Required work ->
Of all the lines in the material, how many include the word "text"? Give only the number.

Input rows ->
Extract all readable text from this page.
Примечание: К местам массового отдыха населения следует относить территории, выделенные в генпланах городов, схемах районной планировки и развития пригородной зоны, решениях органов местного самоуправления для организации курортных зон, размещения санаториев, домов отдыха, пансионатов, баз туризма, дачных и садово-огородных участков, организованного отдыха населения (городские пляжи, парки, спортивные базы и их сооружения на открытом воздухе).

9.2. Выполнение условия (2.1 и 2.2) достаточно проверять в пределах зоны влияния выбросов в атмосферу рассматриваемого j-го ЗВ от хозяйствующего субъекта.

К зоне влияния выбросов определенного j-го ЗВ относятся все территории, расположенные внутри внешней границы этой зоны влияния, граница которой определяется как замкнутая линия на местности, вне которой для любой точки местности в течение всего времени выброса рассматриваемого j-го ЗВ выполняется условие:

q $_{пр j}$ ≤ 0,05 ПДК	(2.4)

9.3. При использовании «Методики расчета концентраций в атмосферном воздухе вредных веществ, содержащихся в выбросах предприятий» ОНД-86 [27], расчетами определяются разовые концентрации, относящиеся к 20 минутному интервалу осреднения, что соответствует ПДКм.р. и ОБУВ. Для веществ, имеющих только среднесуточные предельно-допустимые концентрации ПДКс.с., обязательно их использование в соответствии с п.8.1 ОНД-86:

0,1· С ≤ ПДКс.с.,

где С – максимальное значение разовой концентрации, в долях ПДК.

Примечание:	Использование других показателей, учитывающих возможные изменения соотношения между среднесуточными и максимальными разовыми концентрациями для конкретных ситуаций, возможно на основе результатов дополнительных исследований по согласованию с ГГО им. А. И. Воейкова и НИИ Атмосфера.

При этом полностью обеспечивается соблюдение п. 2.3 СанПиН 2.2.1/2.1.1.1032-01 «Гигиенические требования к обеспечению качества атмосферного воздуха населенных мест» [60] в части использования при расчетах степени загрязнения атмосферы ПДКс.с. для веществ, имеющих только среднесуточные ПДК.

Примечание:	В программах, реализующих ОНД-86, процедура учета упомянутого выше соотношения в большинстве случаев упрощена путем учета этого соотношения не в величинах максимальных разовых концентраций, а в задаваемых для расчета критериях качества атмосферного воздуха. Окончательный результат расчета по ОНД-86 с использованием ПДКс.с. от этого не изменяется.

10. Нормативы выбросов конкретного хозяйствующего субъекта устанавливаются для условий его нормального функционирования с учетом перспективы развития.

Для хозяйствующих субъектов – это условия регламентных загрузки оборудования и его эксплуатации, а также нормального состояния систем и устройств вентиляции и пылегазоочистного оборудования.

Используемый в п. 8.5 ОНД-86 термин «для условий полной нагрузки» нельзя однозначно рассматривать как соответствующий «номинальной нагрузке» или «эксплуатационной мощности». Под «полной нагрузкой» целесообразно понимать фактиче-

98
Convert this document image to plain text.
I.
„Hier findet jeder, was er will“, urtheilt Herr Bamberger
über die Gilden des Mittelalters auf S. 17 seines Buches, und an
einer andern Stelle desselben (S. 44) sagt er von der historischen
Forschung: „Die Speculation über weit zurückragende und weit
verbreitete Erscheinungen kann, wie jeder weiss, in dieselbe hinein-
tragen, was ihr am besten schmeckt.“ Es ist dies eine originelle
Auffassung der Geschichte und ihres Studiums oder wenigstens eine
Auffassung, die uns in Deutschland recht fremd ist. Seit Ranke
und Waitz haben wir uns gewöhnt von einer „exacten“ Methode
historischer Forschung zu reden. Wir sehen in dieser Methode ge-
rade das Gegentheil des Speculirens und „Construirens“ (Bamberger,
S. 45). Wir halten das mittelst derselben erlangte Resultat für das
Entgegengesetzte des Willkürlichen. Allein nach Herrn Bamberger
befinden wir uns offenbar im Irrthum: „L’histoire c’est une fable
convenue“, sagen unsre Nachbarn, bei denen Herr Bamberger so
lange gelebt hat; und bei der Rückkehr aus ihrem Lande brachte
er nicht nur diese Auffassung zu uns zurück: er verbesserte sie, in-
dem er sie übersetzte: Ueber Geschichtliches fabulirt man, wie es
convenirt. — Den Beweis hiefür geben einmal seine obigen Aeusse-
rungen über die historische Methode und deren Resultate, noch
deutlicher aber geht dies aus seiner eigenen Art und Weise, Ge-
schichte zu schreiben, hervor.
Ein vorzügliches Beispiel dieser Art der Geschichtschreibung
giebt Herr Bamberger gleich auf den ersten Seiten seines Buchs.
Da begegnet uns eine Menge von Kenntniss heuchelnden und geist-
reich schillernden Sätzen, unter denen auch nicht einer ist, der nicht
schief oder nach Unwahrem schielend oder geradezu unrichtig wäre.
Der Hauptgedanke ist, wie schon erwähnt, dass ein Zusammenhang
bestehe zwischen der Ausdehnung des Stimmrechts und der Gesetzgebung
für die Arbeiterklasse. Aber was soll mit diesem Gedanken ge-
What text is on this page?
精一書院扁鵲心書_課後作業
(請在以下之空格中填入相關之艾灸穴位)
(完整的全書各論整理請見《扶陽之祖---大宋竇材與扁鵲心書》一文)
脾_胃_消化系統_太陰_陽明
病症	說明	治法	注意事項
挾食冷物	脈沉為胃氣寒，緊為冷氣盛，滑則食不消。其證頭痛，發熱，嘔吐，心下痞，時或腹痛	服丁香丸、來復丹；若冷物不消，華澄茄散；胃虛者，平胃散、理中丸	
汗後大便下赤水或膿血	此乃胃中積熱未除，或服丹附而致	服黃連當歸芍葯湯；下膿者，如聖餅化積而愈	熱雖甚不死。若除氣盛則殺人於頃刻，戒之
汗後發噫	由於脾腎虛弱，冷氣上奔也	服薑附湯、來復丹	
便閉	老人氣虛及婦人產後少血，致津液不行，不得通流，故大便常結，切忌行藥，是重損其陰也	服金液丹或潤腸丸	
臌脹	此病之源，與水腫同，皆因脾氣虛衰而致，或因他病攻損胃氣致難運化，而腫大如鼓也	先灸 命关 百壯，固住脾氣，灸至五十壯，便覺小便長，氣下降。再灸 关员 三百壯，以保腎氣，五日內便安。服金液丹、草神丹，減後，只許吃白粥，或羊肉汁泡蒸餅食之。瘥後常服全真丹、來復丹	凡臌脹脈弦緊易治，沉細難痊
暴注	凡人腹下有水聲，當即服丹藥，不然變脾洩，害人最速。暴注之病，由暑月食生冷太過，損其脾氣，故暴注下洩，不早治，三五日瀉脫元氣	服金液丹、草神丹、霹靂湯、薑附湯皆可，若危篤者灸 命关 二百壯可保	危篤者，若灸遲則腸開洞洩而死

Answer in full ->
3